(Stored data)
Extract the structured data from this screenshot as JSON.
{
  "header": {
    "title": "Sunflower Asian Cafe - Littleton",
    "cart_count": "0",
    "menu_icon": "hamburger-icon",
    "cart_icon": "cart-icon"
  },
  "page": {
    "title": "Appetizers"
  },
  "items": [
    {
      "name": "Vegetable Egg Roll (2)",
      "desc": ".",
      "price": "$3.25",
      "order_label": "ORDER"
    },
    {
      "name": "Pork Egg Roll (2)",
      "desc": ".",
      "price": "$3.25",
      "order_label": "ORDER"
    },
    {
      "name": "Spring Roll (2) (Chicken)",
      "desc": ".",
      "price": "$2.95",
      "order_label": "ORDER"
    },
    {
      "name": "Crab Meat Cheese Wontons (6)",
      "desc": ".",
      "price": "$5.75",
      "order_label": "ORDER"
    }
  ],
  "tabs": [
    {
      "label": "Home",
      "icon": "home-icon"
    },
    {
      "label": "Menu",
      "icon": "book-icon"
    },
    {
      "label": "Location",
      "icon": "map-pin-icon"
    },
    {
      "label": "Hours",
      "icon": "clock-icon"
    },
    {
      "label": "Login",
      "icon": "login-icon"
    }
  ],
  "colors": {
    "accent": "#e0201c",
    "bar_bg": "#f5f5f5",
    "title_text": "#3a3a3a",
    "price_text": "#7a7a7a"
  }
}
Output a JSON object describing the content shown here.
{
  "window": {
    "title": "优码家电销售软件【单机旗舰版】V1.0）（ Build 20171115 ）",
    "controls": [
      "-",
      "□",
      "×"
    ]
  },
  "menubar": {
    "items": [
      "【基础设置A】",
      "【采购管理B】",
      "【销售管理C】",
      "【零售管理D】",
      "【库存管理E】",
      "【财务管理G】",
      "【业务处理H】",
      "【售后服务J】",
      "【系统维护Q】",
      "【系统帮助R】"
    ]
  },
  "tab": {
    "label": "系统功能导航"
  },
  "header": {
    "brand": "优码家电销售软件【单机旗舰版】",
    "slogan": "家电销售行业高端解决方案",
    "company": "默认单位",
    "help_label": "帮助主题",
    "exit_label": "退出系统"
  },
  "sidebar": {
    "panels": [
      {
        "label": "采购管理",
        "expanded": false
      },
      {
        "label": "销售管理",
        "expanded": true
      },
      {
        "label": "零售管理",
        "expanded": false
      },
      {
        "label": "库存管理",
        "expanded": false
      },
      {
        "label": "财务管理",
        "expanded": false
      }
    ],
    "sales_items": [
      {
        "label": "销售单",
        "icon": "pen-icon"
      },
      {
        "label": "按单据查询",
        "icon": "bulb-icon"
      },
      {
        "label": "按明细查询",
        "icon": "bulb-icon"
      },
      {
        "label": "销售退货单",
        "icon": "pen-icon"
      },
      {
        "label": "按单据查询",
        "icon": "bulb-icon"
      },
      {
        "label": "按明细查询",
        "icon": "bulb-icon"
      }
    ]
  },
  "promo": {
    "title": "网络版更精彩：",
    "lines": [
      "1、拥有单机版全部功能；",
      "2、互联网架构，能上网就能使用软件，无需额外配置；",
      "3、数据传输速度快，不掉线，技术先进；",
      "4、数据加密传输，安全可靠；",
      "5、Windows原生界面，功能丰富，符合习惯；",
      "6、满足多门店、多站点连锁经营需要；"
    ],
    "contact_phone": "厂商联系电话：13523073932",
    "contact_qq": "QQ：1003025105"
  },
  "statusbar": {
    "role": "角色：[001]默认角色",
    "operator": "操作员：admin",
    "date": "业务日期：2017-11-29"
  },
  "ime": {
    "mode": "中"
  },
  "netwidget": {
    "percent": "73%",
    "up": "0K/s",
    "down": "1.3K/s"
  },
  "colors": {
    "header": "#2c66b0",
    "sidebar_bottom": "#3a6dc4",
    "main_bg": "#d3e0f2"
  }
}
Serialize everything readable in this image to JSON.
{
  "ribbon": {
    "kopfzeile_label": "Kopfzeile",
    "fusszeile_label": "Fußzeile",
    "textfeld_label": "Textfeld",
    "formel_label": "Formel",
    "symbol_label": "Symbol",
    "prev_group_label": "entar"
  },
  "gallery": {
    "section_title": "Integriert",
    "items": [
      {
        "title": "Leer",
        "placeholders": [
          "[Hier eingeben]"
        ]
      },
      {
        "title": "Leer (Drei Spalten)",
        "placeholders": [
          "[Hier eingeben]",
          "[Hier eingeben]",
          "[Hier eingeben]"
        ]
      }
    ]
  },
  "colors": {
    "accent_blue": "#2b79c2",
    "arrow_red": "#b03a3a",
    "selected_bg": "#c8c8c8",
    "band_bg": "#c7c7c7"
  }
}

Direction: Please restate the records in full, word for word.

Written answer:
Extract the structured data from this screenshot as JSON.
{
  "header": {
    "title": "Sunflower Asian Cafe - Littleton",
    "cart_count": "0",
    "menu_icon": "hamburger-icon",
    "cart_icon": "cart-icon"
  },
  "page": {
    "title": "Appetizers"
  },
  "items": [
    {
      "name": "Vegetable Egg Roll (2)",
      "desc": ".",
      "price": "$3.25",
      "order_label": "ORDER"
    },
    {
      "name": "Pork Egg Roll (2)",
      "desc": ".",
      "price": "$3.25",
      "order_label": "ORDER"
    },
    {
      "name": "Spring Roll (2) (Chicken)",
      "desc": ".",
      "price": "$2.95",
      "order_label": "ORDER"
    },
    {
      "name": "Crab Meat Cheese Wontons (6)",
      "desc": ".",
      "price": "$5.75",
      "order_label": "ORDER"
    }
  ],
  "tabs": [
    {
      "label": "Home",
      "icon": "home-icon"
    },
    {
      "label": "Menu",
      "icon": "book-icon"
    },
    {
      "label": "Location",
      "icon": "map-pin-icon"
    },
    {
      "label": "Hours",
      "icon": "clock-icon"
    },
    {
      "label": "Login",
      "icon": "login-icon"
    }
  ],
  "colors": {
    "accent": "#e0201c",
    "bar_bg": "#f5f5f5",
    "title_text": "#3a3a3a",
    "price_text": "#7a7a7a"
  }
}
Output a JSON object describing the content shown here.
{
  "window": {
    "title": "优码家电销售软件【单机旗舰版】V1.0）（ Build 20171115 ）",
    "controls": [
      "-",
      "□",
      "×"
    ]
  },
  "menubar": {
    "items": [
      "【基础设置A】",
      "【采购管理B】",
      "【销售管理C】",
      "【零售管理D】",
      "【库存管理E】",
      "【财务管理G】",
      "【业务处理H】",
      "【售后服务J】",
      "【系统维护Q】",
      "【系统帮助R】"
    ]
  },
  "tab": {
    "label": "系统功能导航"
  },
  "header": {
    "brand": "优码家电销售软件【单机旗舰版】",
    "slogan": "家电销售行业高端解决方案",
    "company": "默认单位",
    "help_label": "帮助主题",
    "exit_label": "退出系统"
  },
  "sidebar": {
    "panels": [
      {
        "label": "采购管理",
        "expanded": false
      },
      {
        "label": "销售管理",
        "expanded": true
      },
      {
        "label": "零售管理",
        "expanded": false
      },
      {
        "label": "库存管理",
        "expanded": false
      },
      {
        "label": "财务管理",
        "expanded": false
      }
    ],
    "sales_items": [
      {
        "label": "销售单",
        "icon": "pen-icon"
      },
      {
        "label": "按单据查询",
        "icon": "bulb-icon"
      },
      {
        "label": "按明细查询",
        "icon": "bulb-icon"
      },
      {
        "label": "销售退货单",
        "icon": "pen-icon"
      },
      {
        "label": "按单据查询",
        "icon": "bulb-icon"
      },
      {
        "label": "按明细查询",
        "icon": "bulb-icon"
      }
    ]
  },
  "promo": {
    "title": "网络版更精彩：",
    "lines": [
      "1、拥有单机版全部功能；",
      "2、互联网架构，能上网就能使用软件，无需额外配置；",
      "3、数据传输速度快，不掉线，技术先进；",
      "4、数据加密传输，安全可靠；",
      "5、Windows原生界面，功能丰富，符合习惯；",
      "6、满足多门店、多站点连锁经营需要；"
    ],
    "contact_phone": "厂商联系电话：13523073932",
    "contact_qq": "QQ：1003025105"
  },
  "statusbar": {
    "role": "角色：[001]默认角色",
    "operator": "操作员：admin",
    "date": "业务日期：2017-11-29"
  },
  "ime": {
    "mode": "中"
  },
  "netwidget": {
    "percent": "73%",
    "up": "0K/s",
    "down": "1.3K/s"
  },
  "colors": {
    "header": "#2c66b0",
    "sidebar_bottom": "#3a6dc4",
    "main_bg": "#d3e0f2"
  }
}
Serialize everything readable in this image to JSON.
{
  "ribbon": {
    "kopfzeile_label": "Kopfzeile",
    "fusszeile_label": "Fußzeile",
    "textfeld_label": "Textfeld",
    "formel_label": "Formel",
    "symbol_label": "Symbol",
    "prev_group_label": "entar"
  },
  "gallery": {
    "section_title": "Integriert",
    "items": [
      {
        "title": "Leer",
        "placeholders": [
          "[Hier eingeben]"
        ]
      },
      {
        "title": "Leer (Drei Spalten)",
        "placeholders": [
          "[Hier eingeben]",
          "[Hier eingeben]",
          "[Hier eingeben]"
        ]
      }
    ]
  },
  "colors": {
    "accent_blue": "#2b79c2",
    "arrow_red": "#b03a3a",
    "selected_bg": "#c8c8c8",
    "band_bg": "#c7c7c7"
  }
}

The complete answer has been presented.